--- start of Dataset extract ---

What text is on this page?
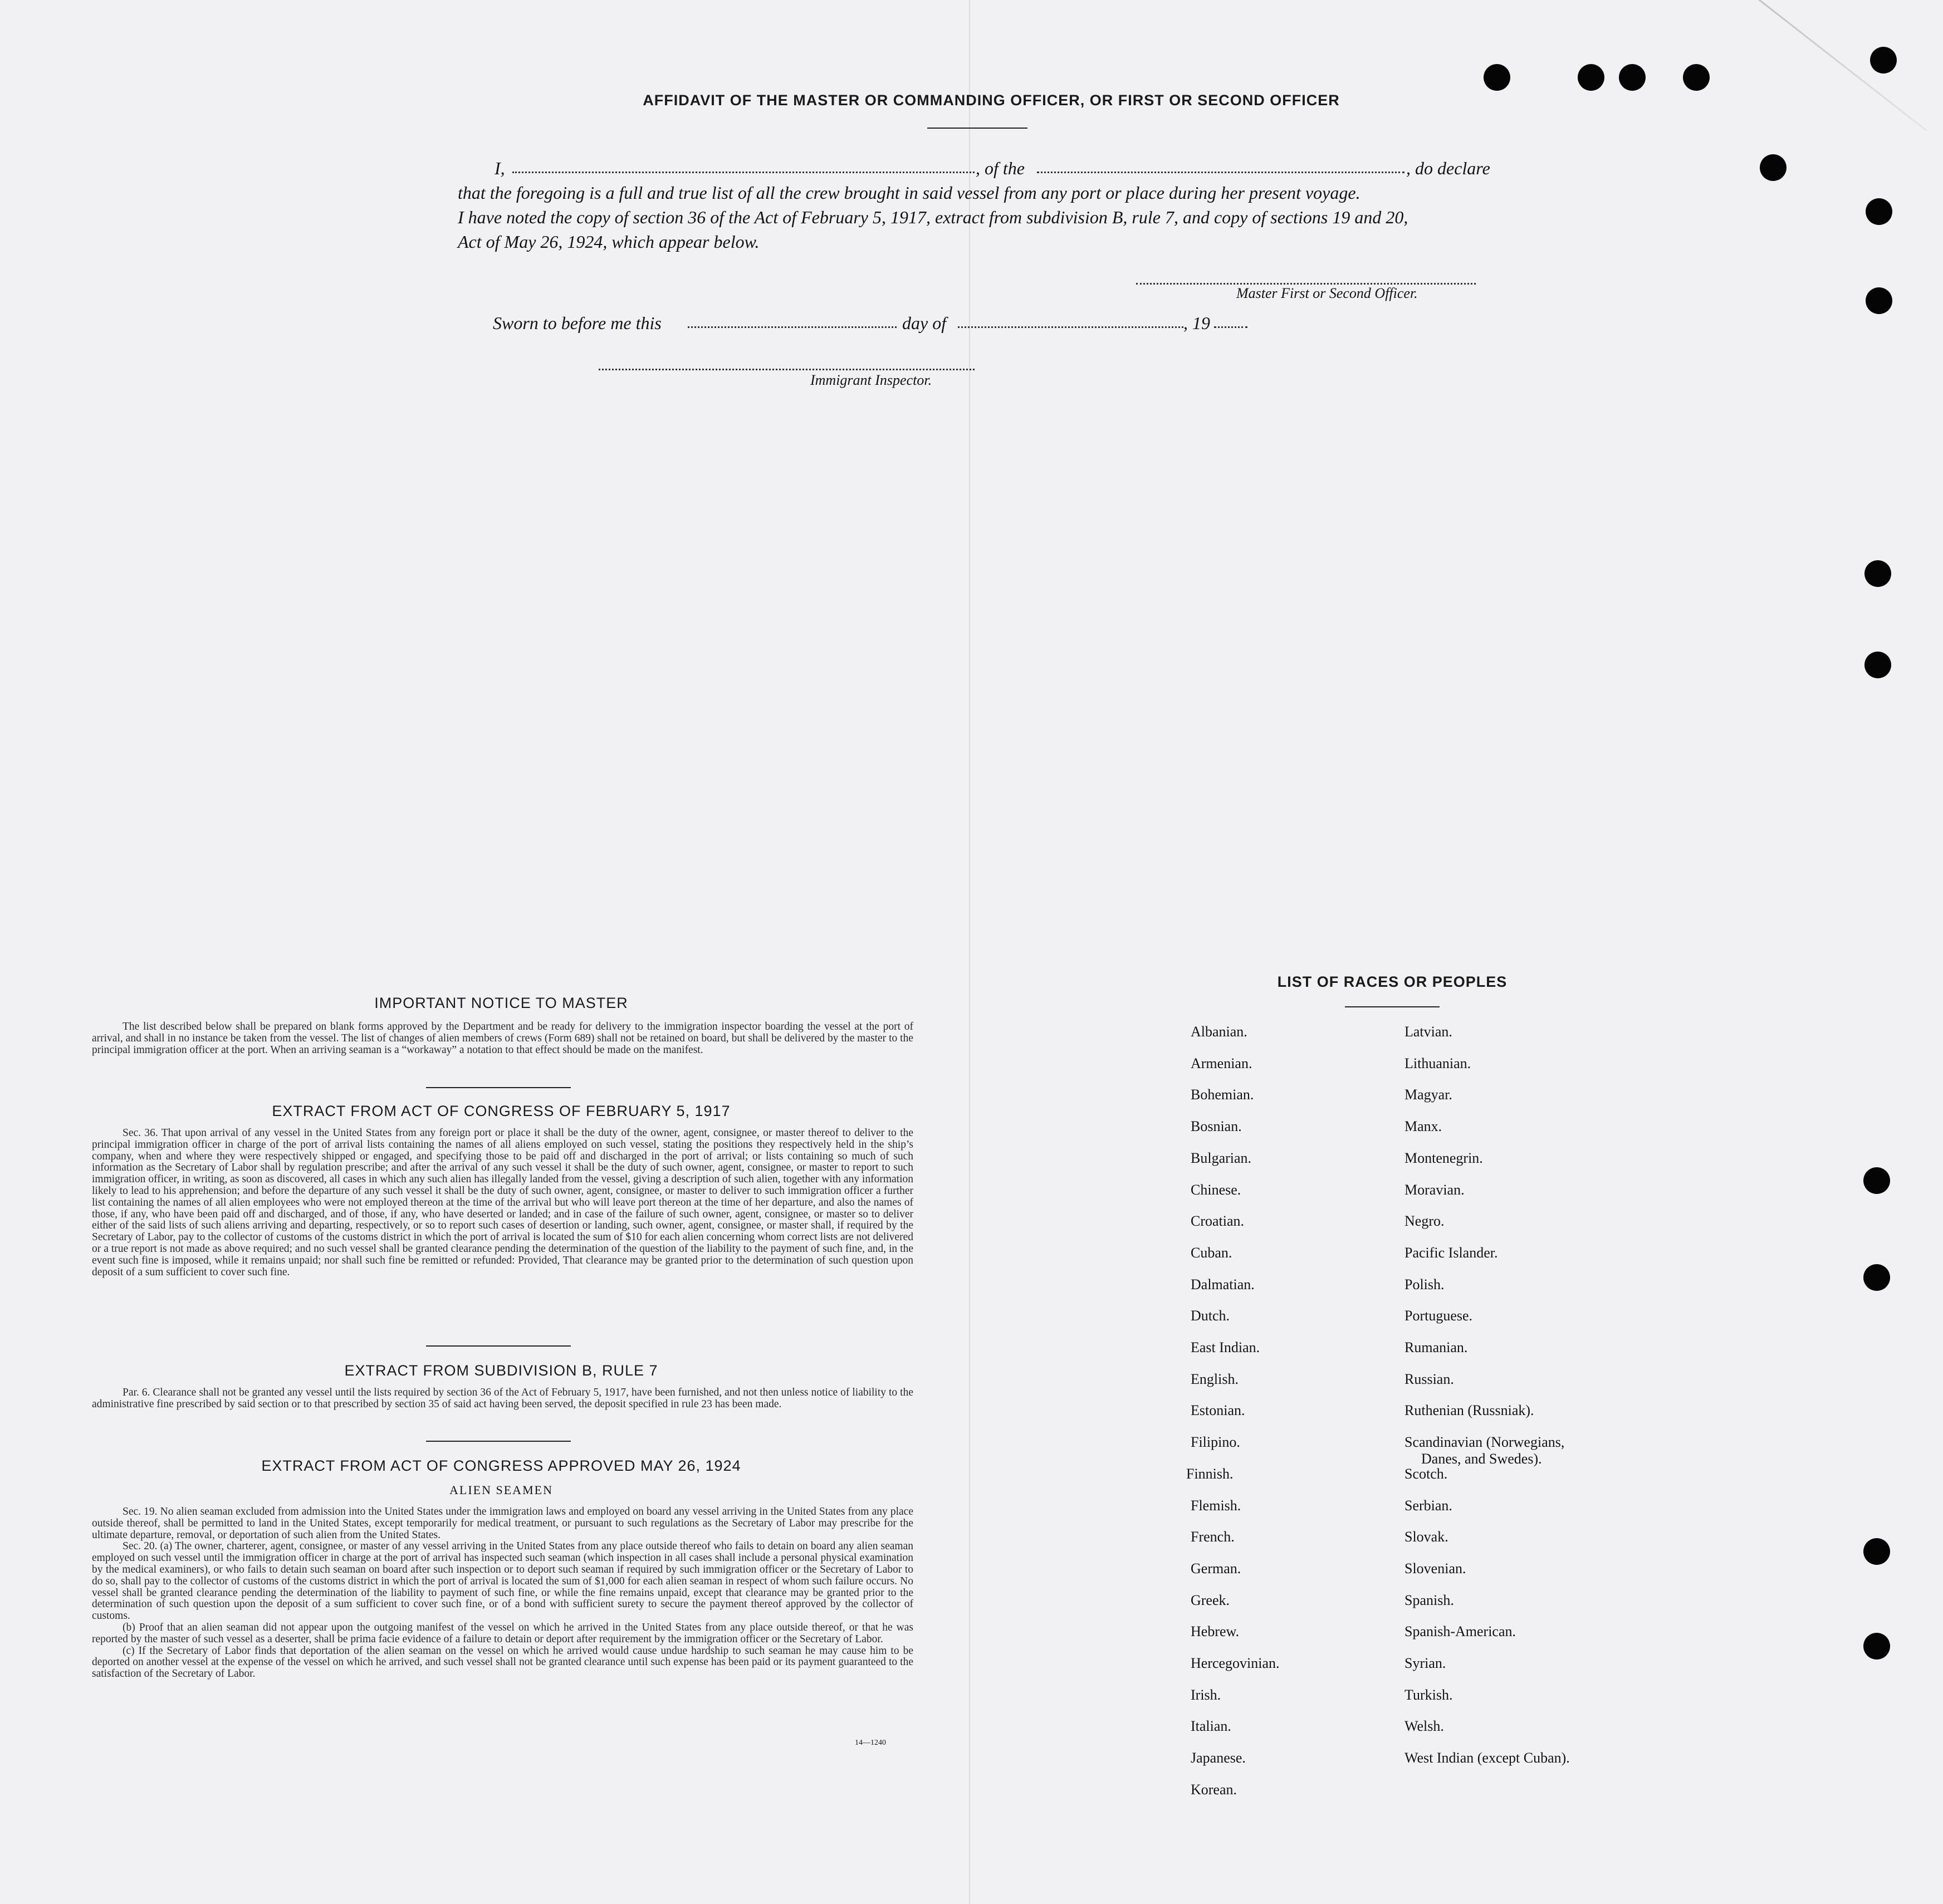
AFFIDAVIT OF THE MASTER OR COMMANDING OFFICER, OR FIRST OR SECOND OFFICER
I,	, of the	, do declare
that the foregoing is a full and true list of all the crew brought in said vessel from any port or place during her present voyage.
I have noted the copy of section 36 of the Act of February 5, 1917, extract from subdivision B, rule 7, and copy of sections 19 and 20,
Act of May 26, 1924, which appear below.
Master First or Second Officer.
Sworn to before me this	day of	, 19
Immigrant Inspector.
IMPORTANT NOTICE TO MASTER
The list described below shall be prepared on blank forms approved by the Department and be ready for delivery to the immigration inspector boarding the vessel at the port of arrival, and shall in no instance be taken from the vessel. The list of changes of alien members of crews (Form 689) shall not be retained on board, but shall be delivered by the master to the principal immigration officer at the port. When an arriving seaman is a “workaway” a notation to that effect should be made on the manifest.
EXTRACT FROM ACT OF CONGRESS OF FEBRUARY 5, 1917
Sec. 36. That upon arrival of any vessel in the United States from any foreign port or place it shall be the duty of the owner, agent, consignee, or master thereof to deliver to the principal immigration officer in charge of the port of arrival lists containing the names of all aliens employed on such vessel, stating the positions they respectively held in the ship’s company, when and where they were respectively shipped or engaged, and specifying those to be paid off and discharged in the port of arrival; or lists containing so much of such information as the Secretary of Labor shall by regulation prescribe; and after the arrival of any such vessel it shall be the duty of such owner, agent, consignee, or master to report to such immigration officer, in writing, as soon as discovered, all cases in which any such alien has illegally landed from the vessel, giving a description of such alien, together with any information likely to lead to his apprehension; and before the departure of any such vessel it shall be the duty of such owner, agent, consignee, or master to deliver to such immigration officer a further list containing the names of all alien employees who were not employed thereon at the time of the arrival but who will leave port thereon at the time of her departure, and also the names of those, if any, who have been paid off and discharged, and of those, if any, who have deserted or landed; and in case of the failure of such owner, agent, consignee, or master so to deliver either of the said lists of such aliens arriving and departing, respectively, or so to report such cases of desertion or landing, such owner, agent, consignee, or master shall, if required by the Secretary of Labor, pay to the collector of customs of the customs district in which the port of arrival is located the sum of $10 for each alien concerning whom correct lists are not delivered or a true report is not made as above required; and no such vessel shall be granted clearance pending the determination of the question of the liability to the payment of such fine, and, in the event such fine is imposed, while it remains unpaid; nor shall such fine be remitted or refunded: Provided, That clearance may be granted prior to the determination of such question upon deposit of a sum sufficient to cover such fine.
EXTRACT FROM SUBDIVISION B, RULE 7
Par. 6. Clearance shall not be granted any vessel until the lists required by section 36 of the Act of February 5, 1917, have been furnished, and not then unless notice of liability to the administrative fine prescribed by said section or to that prescribed by section 35 of said act having been served, the deposit specified in rule 23 has been made.
EXTRACT FROM ACT OF CONGRESS APPROVED MAY 26, 1924
ALIEN SEAMEN

Sec. 19. No alien seaman excluded from admission into the United States under the immigration laws and employed on board any vessel arriving in the United States from any place outside thereof, shall be permitted to land in the United States, except temporarily for medical treatment, or pursuant to such regulations as the Secretary of Labor may prescribe for the ultimate departure, removal, or deportation of such alien from the United States.

Sec. 20. (a) The owner, charterer, agent, consignee, or master of any vessel arriving in the United States from any place outside thereof who fails to detain on board any alien seaman employed on such vessel until the immigration officer in charge at the port of arrival has inspected such seaman (which inspection in all cases shall include a personal physical examination by the medical examiners), or who fails to detain such seaman on board after such inspection or to deport such seaman if required by such immigration officer or the Secretary of Labor to do so, shall pay to the collector of customs of the customs district in which the port of arrival is located the sum of $1,000 for each alien seaman in respect of whom such failure occurs. No vessel shall be granted clearance pending the determination of the liability to payment of such fine, or while the fine remains unpaid, except that clearance may be granted prior to the determination of such question upon the deposit of a sum sufficient to cover such fine, or of a bond with sufficient surety to secure the payment thereof approved by the collector of customs.

(b) Proof that an alien seaman did not appear upon the outgoing manifest of the vessel on which he arrived in the United States from any place outside thereof, or that he was reported by the master of such vessel as a deserter, shall be prima facie evidence of a failure to detain or deport after requirement by the immigration officer or the Secretary of Labor.

(c) If the Secretary of Labor finds that deportation of the alien seaman on the vessel on which he arrived would cause undue hardship to such seaman he may cause him to be deported on another vessel at the expense of the vessel on which he arrived, and such vessel shall not be granted clearance until such expense has been paid or its payment guaranteed to the satisfaction of the Secretary of Labor.

14—1240
LIST OF RACES OR PEOPLES
Albanian.
Armenian.
Bohemian.
Bosnian.
Bulgarian.
Chinese.
Croatian.
Cuban.
Dalmatian.
Dutch.
East Indian.
English.
Estonian.
Filipino.
Finnish.
Flemish.
French.
German.
Greek.
Hebrew.
Hercegovinian.
Irish.
Italian.
Japanese.
Korean.
Latvian.
Lithuanian.
Magyar.
Manx.
Montenegrin.
Moravian.
Negro.
Pacific Islander.
Polish.
Portuguese.
Rumanian.
Russian.
Ruthenian (Russniak).
Scandinavian (Norwegians,
Danes, and Swedes).
Scotch.
Serbian.
Slovak.
Slovenian.
Spanish.
Spanish-American.
Syrian.
Turkish.
Welsh.
West Indian (except Cuban).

--- end of Dataset extract ---

#### [Task to complete]
Copy every line that includes the string "Indian" from the material above.

#### [Written solution]
East Indian.
West Indian (except Cuban).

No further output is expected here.